Start of Document excerpt
But the average age of a vehicle on the road in the USA is 11.6 years and the
average length of ownership is 79 months (so 6.6ish years), according to the
IHS.

[https://www.autonews.com/article/20161122/RETAIL05/161129973...](https://www.autonews.com/article/20161122/RETAIL05/161129973/average-
age-of-vehicles-on-road-hits-11-6-years)

------
mensetmanusman
How much of this is generational? In 10 years we will have buyers that have
only known touch screens as an interface.

The issue is that we have to solve high-speed touch screens that behave well
in vehicles that sit outside.

------
m-p-3
Good, that say, I wish Android Wear / WearOS went that path too. I miss
physical buttons for navigating interfaces, especially in the cold winters
with my gloves, and I hate, HATE using voice commands.
End of Document excerpt
Start of Information provided
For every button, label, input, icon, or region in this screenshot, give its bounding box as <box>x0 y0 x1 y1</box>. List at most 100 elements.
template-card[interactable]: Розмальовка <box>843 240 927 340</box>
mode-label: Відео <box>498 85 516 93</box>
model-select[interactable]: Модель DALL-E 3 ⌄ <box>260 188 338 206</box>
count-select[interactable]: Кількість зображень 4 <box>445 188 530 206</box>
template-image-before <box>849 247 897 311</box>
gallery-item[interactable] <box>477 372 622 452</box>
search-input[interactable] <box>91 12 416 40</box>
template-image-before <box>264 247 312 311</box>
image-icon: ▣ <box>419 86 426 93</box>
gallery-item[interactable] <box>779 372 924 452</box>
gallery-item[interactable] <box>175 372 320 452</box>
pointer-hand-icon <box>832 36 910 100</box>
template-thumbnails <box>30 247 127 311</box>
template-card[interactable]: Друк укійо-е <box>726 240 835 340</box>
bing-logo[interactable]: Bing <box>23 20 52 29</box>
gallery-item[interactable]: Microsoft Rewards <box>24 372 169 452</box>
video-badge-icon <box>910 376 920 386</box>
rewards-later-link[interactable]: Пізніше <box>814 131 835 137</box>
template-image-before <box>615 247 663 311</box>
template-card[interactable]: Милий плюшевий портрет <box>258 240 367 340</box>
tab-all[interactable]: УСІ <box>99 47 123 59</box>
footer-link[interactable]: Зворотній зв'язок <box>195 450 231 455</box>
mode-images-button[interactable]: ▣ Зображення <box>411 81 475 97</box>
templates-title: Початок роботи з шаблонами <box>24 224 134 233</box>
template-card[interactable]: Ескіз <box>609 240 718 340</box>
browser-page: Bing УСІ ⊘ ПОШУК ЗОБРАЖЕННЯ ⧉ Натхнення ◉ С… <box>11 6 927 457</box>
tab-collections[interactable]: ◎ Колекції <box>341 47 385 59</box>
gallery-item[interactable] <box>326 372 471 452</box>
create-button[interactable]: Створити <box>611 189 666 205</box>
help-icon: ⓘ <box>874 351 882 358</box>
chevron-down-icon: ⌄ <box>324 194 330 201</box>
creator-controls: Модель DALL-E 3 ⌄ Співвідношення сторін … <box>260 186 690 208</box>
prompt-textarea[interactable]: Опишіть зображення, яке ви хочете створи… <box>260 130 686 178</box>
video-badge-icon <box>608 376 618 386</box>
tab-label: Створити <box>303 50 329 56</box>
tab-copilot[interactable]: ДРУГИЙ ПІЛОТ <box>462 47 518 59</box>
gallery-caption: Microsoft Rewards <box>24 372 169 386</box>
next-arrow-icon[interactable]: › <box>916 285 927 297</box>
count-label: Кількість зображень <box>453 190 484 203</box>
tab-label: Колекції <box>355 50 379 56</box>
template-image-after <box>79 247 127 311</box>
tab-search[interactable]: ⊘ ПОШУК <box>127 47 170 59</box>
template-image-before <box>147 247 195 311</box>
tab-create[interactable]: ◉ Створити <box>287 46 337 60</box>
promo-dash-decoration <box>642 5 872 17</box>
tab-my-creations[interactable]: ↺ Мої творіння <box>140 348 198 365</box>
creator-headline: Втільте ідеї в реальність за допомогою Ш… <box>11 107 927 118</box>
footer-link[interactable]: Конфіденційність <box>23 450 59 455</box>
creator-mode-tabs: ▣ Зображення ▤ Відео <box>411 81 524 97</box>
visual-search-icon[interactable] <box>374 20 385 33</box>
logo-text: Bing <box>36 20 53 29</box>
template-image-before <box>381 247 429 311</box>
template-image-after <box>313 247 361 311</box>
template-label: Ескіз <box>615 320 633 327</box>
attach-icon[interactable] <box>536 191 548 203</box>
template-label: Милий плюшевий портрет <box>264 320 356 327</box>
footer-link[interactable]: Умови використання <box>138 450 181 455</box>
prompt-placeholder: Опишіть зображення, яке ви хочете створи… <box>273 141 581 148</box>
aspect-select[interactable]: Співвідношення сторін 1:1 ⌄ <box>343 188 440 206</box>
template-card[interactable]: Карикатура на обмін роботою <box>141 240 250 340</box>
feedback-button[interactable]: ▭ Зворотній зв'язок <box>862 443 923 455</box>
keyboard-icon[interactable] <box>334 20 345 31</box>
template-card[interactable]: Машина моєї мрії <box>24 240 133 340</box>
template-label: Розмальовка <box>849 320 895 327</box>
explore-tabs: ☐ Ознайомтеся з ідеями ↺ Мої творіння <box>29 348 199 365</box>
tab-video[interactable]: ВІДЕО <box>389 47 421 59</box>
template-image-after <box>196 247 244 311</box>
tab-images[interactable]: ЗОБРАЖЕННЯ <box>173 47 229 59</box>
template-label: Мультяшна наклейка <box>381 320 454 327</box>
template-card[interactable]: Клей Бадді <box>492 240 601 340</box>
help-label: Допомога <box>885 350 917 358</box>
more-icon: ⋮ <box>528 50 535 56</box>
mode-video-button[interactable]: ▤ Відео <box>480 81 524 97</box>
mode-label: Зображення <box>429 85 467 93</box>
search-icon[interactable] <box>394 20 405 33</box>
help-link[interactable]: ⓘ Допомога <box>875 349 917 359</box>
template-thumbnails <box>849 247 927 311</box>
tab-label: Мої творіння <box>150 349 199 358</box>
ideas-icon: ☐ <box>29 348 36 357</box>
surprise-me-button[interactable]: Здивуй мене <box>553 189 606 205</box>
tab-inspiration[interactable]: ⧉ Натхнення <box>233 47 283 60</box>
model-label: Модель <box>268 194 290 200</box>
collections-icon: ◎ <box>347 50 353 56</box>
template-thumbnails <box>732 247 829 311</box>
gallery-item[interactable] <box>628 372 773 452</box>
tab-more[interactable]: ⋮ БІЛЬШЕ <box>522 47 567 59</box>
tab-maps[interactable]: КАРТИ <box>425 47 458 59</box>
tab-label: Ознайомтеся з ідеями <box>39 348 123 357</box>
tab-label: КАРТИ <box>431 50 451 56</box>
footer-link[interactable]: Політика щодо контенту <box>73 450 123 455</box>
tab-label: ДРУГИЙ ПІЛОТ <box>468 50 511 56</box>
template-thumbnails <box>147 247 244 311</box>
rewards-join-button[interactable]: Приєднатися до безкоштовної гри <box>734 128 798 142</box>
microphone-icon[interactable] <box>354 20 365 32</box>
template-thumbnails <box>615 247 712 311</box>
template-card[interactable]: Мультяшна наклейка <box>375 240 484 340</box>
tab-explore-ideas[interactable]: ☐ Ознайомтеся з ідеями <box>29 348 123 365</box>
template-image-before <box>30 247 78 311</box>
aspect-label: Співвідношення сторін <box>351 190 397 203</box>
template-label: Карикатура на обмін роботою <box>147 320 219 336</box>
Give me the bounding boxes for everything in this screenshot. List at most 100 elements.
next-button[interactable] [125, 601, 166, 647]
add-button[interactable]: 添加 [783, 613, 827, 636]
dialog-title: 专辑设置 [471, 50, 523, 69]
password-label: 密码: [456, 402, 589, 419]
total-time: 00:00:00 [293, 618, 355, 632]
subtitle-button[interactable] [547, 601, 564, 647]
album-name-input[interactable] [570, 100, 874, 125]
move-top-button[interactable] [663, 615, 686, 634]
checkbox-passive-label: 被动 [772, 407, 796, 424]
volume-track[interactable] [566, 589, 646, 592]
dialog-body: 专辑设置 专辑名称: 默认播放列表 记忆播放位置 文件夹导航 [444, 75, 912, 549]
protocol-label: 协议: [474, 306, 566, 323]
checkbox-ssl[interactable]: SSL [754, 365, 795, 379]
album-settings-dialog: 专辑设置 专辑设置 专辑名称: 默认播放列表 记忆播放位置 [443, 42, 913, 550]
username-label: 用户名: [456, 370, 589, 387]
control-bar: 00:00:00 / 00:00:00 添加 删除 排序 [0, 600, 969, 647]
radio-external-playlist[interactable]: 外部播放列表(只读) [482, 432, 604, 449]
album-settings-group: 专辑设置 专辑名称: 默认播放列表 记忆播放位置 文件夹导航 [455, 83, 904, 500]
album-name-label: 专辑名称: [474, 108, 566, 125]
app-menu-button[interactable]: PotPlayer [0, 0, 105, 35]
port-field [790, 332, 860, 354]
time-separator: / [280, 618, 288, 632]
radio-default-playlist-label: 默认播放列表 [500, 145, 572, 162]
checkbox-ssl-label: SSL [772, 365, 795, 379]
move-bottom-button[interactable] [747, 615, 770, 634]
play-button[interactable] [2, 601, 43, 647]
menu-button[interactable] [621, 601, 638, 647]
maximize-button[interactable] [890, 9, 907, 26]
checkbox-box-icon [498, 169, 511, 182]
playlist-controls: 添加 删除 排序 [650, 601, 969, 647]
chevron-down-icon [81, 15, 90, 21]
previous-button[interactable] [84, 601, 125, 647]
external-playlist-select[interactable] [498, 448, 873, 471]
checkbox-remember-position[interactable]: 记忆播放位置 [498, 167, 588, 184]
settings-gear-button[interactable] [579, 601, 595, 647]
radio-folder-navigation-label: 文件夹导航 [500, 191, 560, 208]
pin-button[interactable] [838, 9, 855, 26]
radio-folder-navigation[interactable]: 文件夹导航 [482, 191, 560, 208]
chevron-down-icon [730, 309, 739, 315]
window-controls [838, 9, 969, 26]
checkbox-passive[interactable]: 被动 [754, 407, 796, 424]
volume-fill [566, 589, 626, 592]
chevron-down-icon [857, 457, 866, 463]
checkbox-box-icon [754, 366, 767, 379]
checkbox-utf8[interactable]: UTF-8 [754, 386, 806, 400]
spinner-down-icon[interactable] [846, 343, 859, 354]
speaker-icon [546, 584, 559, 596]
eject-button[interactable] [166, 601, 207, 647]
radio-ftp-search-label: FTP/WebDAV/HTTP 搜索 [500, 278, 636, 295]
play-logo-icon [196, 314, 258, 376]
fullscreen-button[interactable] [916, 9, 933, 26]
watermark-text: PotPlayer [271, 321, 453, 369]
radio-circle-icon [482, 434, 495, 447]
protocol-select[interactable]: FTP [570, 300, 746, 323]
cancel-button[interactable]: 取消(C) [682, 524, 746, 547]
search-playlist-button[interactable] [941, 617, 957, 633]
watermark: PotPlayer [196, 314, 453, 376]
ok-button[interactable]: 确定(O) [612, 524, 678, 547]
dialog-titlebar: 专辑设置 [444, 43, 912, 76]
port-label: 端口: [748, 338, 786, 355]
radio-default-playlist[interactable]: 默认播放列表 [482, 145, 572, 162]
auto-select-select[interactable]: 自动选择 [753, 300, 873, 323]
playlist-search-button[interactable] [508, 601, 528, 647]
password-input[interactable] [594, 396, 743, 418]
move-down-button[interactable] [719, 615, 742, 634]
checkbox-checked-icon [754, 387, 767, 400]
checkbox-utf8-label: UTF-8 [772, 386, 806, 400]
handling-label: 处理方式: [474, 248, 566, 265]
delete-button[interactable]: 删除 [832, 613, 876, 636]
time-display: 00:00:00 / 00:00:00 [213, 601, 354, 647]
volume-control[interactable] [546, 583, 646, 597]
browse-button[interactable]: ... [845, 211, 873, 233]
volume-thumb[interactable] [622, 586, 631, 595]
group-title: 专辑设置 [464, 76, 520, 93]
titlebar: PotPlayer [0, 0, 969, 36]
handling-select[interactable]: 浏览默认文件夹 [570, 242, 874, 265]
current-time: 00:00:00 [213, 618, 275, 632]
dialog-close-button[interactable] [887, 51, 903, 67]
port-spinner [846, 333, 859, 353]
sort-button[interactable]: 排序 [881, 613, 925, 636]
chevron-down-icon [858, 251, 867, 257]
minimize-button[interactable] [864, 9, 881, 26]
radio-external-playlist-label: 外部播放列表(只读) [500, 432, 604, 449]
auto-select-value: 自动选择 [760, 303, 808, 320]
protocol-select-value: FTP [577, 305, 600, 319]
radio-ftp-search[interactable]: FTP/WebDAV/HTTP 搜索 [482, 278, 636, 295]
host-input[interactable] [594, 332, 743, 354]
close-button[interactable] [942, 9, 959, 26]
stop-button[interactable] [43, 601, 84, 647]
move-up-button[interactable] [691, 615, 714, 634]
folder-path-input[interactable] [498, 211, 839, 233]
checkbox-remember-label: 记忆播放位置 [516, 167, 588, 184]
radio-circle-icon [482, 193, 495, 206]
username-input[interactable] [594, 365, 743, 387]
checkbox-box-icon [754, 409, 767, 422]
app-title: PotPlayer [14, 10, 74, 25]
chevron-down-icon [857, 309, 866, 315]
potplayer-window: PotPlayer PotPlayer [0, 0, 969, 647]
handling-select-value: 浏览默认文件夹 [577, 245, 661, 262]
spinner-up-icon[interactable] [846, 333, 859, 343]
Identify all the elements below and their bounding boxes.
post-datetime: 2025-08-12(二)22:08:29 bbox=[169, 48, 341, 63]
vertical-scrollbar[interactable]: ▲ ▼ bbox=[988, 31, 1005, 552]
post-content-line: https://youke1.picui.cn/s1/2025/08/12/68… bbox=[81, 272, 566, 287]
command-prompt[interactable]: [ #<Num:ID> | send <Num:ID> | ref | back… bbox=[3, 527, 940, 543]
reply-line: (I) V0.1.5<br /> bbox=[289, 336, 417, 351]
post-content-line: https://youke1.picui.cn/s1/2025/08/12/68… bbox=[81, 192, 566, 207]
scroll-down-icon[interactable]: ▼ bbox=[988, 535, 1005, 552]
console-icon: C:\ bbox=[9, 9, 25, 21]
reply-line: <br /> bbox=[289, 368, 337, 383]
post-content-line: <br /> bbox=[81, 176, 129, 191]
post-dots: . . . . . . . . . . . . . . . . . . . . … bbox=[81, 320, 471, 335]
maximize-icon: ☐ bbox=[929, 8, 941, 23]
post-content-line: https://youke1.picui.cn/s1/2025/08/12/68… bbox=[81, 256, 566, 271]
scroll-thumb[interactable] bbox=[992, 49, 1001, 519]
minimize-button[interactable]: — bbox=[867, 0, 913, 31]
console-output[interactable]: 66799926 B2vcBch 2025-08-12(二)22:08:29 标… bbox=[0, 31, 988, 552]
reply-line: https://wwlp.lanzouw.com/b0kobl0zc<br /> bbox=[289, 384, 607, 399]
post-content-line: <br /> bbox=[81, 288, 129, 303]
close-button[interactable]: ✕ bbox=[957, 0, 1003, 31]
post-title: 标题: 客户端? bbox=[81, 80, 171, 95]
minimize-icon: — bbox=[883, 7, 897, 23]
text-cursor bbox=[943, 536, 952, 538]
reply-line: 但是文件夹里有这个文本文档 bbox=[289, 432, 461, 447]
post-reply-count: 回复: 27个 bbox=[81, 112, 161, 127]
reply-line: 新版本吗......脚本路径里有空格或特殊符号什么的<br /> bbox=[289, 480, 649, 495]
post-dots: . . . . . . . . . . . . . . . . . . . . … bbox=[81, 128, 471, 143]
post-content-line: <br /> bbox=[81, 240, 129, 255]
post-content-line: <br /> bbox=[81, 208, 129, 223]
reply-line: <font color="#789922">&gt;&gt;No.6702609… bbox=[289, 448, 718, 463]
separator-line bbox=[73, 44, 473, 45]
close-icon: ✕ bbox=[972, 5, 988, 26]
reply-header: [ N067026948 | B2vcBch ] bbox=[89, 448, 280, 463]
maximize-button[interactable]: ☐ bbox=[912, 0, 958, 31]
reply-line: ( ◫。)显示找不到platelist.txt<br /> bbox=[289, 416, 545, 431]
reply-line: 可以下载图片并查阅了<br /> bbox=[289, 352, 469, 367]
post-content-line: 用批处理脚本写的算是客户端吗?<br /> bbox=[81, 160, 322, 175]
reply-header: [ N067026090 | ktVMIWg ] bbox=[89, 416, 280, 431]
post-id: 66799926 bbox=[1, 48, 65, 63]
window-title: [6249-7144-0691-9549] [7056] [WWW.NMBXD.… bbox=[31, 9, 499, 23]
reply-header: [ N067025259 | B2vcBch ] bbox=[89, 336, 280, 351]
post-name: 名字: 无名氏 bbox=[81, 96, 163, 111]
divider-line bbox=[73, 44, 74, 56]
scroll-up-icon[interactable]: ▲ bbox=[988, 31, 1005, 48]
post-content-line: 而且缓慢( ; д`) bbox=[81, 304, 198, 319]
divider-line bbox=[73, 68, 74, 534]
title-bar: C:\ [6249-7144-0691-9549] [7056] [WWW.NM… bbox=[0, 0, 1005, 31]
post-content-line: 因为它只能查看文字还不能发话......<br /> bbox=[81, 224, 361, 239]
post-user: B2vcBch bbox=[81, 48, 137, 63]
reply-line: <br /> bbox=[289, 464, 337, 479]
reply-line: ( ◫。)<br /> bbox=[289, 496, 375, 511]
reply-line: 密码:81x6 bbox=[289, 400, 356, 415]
End of Information provided
▸ **Task objective**
Answer these questions about the forum thread on vehicles and touch screens:
(a) According to the IHS, what is the average age of a vehicle on the road in the USA?
(b) In 10 years, what interface will some buyers have been the only one they have known, according to mensetmanusman?
(c) Which kind of input does m-p-3 say they hate using?
The items bear no relation to this exercise.

▸ **Answer to the exercise**
(a) 11.6 years.
(b) Touch screens.
(c) Voice commands.